* Instructions to follow
Leaving out the pictures, retype all the material exactly.

* Raw data

******************************

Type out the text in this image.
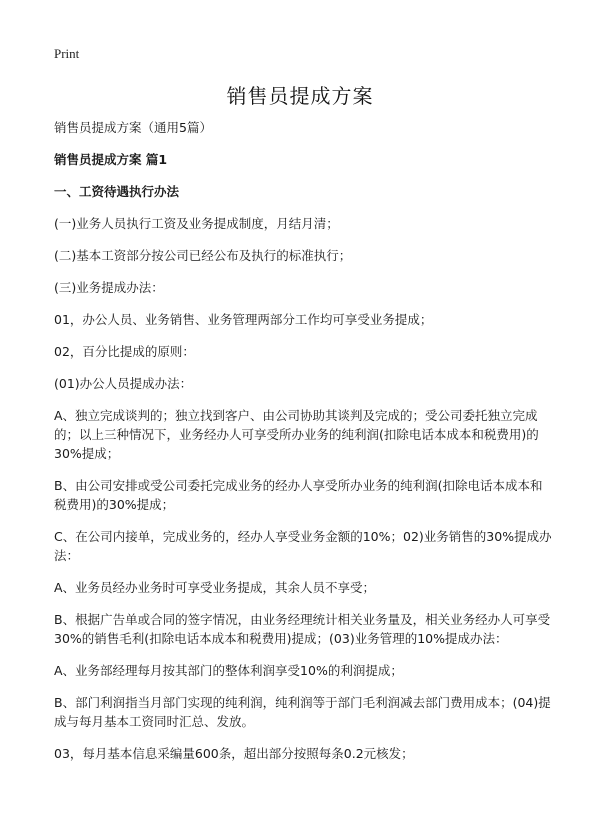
Print
销售员提成方案

销售员提成方案（通用5篇）

销售员提成方案 篇1

一、工资待遇执行办法

(一)业务人员执行工资及业务提成制度，月结月清；

(二)基本工资部分按公司已经公布及执行的标准执行；

(三)业务提成办法：

01，办公人员、业务销售、业务管理两部分工作均可享受业务提成；

02，百分比提成的原则：

(01)办公人员提成办法：

A、独立完成谈判的；独立找到客户、由公司协助其谈判及完成的；受公司委托独立完成的；以上三种情况下，业务经办人可享受所办业务的纯利润(扣除电话本成本和税费用)的30%提成；

B、由公司安排或受公司委托完成业务的经办人享受所办业务的纯利润(扣除电话本成本和税费用)的30%提成；

C、在公司内接单，完成业务的，经办人享受业务金额的10%；02)业务销售的30%提成办法：

A、业务员经办业务时可享受业务提成，其余人员不享受；

B、根据广告单或合同的签字情况，由业务经理统计相关业务量及，相关业务经办人可享受30%的销售毛利(扣除电话本成本和税费用)提成；(03)业务管理的10%提成办法：

A、业务部经理每月按其部门的整体利润享受10%的利润提成；

B、部门利润指当月部门实现的纯利润，纯利润等于部门毛利润减去部门费用成本；(04)提成与每月基本工资同时汇总、发放。

03，每月基本信息采编量600条，超出部分按照每条0.2元核发；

******************************

* Exercise output
Type out the text in this image.
Print
销售员提成方案

销售员提成方案（通用5篇）

销售员提成方案 篇1

一、工资待遇执行办法

(一)业务人员执行工资及业务提成制度，月结月清；

(二)基本工资部分按公司已经公布及执行的标准执行；

(三)业务提成办法：

01，办公人员、业务销售、业务管理两部分工作均可享受业务提成；

02，百分比提成的原则：

(01)办公人员提成办法：

A、独立完成谈判的；独立找到客户、由公司协助其谈判及完成的；受公司委托独立完成的；以上三种情况下，业务经办人可享受所办业务的纯利润(扣除电话本成本和税费用)的30%提成；

B、由公司安排或受公司委托完成业务的经办人享受所办业务的纯利润(扣除电话本成本和税费用)的30%提成；

C、在公司内接单，完成业务的，经办人享受业务金额的10%；02)业务销售的30%提成办法：

A、业务员经办业务时可享受业务提成，其余人员不享受；

B、根据广告单或合同的签字情况，由业务经理统计相关业务量及，相关业务经办人可享受30%的销售毛利(扣除电话本成本和税费用)提成；(03)业务管理的10%提成办法：

A、业务部经理每月按其部门的整体利润享受10%的利润提成；

B、部门利润指当月部门实现的纯利润，纯利润等于部门毛利润减去部门费用成本；(04)提成与每月基本工资同时汇总、发放。

03，每月基本信息采编量600条，超出部分按照每条0.2元核发；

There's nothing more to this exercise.